The problem: Copy out each line of the data holding "November".

Input:
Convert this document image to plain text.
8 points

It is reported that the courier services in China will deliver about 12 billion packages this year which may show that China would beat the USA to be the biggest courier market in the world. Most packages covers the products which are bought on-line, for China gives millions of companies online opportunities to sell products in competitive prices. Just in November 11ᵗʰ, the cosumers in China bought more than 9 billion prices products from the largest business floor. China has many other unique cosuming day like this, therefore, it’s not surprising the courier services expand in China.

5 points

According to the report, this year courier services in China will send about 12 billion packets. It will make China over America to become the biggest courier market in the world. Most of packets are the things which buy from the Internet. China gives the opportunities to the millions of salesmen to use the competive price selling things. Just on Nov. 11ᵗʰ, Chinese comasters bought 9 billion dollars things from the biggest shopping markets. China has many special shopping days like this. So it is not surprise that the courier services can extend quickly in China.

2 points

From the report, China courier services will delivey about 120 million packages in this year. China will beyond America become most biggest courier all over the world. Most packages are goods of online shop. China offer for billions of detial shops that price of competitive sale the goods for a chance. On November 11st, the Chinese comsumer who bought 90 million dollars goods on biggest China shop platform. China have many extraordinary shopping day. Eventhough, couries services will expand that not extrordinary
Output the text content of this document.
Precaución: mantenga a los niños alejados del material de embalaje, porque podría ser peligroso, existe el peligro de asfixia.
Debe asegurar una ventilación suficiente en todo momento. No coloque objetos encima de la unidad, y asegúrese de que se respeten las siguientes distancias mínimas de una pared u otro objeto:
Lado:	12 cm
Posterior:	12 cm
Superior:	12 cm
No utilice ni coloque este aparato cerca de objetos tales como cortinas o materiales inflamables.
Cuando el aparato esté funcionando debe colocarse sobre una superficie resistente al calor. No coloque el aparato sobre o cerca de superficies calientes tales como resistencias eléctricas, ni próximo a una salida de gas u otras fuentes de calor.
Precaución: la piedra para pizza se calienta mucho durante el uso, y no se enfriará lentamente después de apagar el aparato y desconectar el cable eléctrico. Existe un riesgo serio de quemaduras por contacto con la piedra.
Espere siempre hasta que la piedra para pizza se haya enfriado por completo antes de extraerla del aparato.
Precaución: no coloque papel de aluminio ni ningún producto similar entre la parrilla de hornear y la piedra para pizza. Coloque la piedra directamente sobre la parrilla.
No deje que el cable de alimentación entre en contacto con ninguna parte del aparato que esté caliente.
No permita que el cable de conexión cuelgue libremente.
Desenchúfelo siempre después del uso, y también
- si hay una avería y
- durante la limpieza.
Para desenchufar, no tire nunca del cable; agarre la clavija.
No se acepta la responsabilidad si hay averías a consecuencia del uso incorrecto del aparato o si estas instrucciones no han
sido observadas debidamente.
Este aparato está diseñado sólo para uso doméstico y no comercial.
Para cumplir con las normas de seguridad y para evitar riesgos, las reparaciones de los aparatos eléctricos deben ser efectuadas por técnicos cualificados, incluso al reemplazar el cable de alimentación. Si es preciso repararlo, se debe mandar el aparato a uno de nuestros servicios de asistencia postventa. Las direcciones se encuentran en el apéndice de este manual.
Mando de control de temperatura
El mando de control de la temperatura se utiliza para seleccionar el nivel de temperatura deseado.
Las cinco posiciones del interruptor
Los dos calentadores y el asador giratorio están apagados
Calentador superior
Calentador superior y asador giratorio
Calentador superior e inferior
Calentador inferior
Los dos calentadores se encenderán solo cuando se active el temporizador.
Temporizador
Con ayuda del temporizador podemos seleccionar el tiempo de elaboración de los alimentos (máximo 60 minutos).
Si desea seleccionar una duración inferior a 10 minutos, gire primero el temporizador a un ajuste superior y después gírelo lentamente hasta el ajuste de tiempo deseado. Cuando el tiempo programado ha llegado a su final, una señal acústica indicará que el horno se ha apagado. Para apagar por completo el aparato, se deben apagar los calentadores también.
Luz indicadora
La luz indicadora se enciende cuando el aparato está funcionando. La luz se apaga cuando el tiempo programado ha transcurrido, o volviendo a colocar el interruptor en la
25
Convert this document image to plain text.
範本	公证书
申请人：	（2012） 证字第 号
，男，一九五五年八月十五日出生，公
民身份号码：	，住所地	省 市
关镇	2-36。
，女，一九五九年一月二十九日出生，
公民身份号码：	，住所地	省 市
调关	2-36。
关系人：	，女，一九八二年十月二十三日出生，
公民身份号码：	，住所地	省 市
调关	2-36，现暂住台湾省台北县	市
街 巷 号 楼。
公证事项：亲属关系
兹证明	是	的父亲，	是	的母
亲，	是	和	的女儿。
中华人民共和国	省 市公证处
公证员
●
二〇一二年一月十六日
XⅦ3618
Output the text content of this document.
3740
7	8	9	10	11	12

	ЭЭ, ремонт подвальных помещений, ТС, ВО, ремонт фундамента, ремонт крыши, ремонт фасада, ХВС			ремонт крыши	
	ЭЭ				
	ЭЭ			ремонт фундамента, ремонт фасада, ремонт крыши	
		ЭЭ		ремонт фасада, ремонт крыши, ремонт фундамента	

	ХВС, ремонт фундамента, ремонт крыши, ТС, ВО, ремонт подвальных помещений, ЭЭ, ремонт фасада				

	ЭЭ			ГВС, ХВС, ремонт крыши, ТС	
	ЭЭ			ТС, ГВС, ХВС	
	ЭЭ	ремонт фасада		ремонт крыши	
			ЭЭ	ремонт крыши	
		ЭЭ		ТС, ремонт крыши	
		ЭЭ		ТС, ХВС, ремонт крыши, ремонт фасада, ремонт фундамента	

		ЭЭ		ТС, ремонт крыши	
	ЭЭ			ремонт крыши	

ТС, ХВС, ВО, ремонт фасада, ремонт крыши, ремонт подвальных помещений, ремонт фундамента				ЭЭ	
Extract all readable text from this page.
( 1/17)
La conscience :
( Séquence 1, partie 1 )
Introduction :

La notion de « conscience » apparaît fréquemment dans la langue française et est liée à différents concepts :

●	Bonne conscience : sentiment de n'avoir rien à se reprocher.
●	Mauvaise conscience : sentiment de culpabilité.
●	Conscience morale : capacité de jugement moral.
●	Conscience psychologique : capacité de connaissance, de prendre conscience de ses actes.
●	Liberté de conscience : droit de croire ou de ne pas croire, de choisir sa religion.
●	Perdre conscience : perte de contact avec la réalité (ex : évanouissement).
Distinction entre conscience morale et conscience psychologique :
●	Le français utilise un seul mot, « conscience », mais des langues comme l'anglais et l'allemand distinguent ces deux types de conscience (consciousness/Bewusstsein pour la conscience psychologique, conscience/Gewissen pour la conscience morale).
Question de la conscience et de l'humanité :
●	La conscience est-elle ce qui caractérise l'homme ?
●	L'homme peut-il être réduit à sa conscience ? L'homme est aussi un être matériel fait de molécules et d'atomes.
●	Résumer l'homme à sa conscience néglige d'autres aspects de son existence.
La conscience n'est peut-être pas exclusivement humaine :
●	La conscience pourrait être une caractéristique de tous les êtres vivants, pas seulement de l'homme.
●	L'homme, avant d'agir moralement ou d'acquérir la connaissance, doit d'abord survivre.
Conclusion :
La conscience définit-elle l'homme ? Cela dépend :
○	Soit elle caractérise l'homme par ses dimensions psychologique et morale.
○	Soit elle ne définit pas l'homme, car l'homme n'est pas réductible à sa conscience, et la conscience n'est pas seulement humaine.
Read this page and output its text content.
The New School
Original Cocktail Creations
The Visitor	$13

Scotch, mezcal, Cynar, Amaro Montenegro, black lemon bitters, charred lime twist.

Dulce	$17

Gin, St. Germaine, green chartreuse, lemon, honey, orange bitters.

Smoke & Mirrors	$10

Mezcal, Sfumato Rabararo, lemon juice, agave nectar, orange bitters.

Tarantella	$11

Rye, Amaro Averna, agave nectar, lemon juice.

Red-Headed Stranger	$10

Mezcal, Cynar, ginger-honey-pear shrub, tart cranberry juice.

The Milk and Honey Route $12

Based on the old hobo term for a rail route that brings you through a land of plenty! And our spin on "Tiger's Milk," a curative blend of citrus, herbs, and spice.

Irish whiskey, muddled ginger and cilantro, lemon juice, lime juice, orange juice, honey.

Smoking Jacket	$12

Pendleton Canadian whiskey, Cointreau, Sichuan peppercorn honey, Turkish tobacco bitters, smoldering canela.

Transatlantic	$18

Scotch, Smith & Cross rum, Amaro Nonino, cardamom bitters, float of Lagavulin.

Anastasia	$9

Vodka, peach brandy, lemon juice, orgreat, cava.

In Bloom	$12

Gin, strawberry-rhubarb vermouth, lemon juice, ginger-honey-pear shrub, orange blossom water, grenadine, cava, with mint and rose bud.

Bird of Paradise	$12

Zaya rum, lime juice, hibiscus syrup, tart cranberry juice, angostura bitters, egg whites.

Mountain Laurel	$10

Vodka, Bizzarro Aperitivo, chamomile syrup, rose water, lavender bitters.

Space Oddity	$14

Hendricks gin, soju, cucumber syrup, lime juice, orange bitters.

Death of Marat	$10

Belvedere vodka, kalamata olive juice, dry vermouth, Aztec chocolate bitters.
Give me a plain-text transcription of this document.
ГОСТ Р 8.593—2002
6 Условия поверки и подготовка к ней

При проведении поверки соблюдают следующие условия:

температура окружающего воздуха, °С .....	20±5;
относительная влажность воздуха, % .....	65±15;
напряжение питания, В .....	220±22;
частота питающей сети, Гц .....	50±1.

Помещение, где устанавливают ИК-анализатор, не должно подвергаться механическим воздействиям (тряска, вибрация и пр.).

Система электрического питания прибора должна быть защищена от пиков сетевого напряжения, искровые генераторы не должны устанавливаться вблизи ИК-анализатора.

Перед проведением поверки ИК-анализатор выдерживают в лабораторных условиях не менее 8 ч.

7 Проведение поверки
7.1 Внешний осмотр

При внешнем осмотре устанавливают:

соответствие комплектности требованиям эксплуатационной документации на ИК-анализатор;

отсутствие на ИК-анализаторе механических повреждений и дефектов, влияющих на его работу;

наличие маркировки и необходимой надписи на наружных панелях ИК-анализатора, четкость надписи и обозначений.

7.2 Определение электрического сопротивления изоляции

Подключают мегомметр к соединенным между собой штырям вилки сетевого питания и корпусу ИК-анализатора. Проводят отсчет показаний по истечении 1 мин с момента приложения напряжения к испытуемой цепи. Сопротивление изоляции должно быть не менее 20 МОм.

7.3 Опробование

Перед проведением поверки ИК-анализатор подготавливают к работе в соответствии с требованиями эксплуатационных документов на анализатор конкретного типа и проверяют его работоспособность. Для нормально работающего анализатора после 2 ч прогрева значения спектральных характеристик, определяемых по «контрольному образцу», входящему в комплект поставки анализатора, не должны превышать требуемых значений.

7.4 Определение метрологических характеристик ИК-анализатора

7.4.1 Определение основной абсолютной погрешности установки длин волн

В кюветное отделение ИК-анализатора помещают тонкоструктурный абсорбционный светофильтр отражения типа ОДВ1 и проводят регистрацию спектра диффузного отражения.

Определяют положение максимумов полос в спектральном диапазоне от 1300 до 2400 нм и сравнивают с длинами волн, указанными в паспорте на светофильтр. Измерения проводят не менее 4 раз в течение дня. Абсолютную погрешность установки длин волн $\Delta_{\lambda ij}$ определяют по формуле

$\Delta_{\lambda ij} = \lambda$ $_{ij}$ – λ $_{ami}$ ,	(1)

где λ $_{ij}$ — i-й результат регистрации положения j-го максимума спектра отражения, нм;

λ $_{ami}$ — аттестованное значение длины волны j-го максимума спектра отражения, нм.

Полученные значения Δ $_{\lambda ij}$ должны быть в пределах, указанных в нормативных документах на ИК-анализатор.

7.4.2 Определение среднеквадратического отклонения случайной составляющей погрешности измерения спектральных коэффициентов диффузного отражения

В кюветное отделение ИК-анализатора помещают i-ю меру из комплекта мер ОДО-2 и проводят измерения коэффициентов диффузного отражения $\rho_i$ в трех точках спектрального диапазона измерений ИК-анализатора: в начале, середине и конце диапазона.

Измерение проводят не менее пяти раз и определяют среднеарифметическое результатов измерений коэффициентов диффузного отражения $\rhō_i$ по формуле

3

Result of this task:
It is reported that the courier services in China will deliver about 12 billion packages this year which may show that China would beat the USA to be the biggest courier market in the world. Most packages covers the products which are bought on-line, for China gives millions of companies online opportunities to sell products in competitive prices. Just in November 11ᵗʰ, the cosumers in China bought more than 9 billion prices products from the largest business floor. China has many other unique cosuming day like this, therefore, it’s not surprising the courier services expand in China.
From the report, China courier services will delivey about 120 million packages in this year. China will beyond America become most biggest courier all over the world. Most packages are goods of online shop. China offer for billions of detial shops that price of competitive sale the goods for a chance. On November 11st, the Chinese comsumer who bought 90 million dollars goods on biggest China shop platform. China have many extraordinary shopping day. Eventhough, couries services will expand that not extrordinary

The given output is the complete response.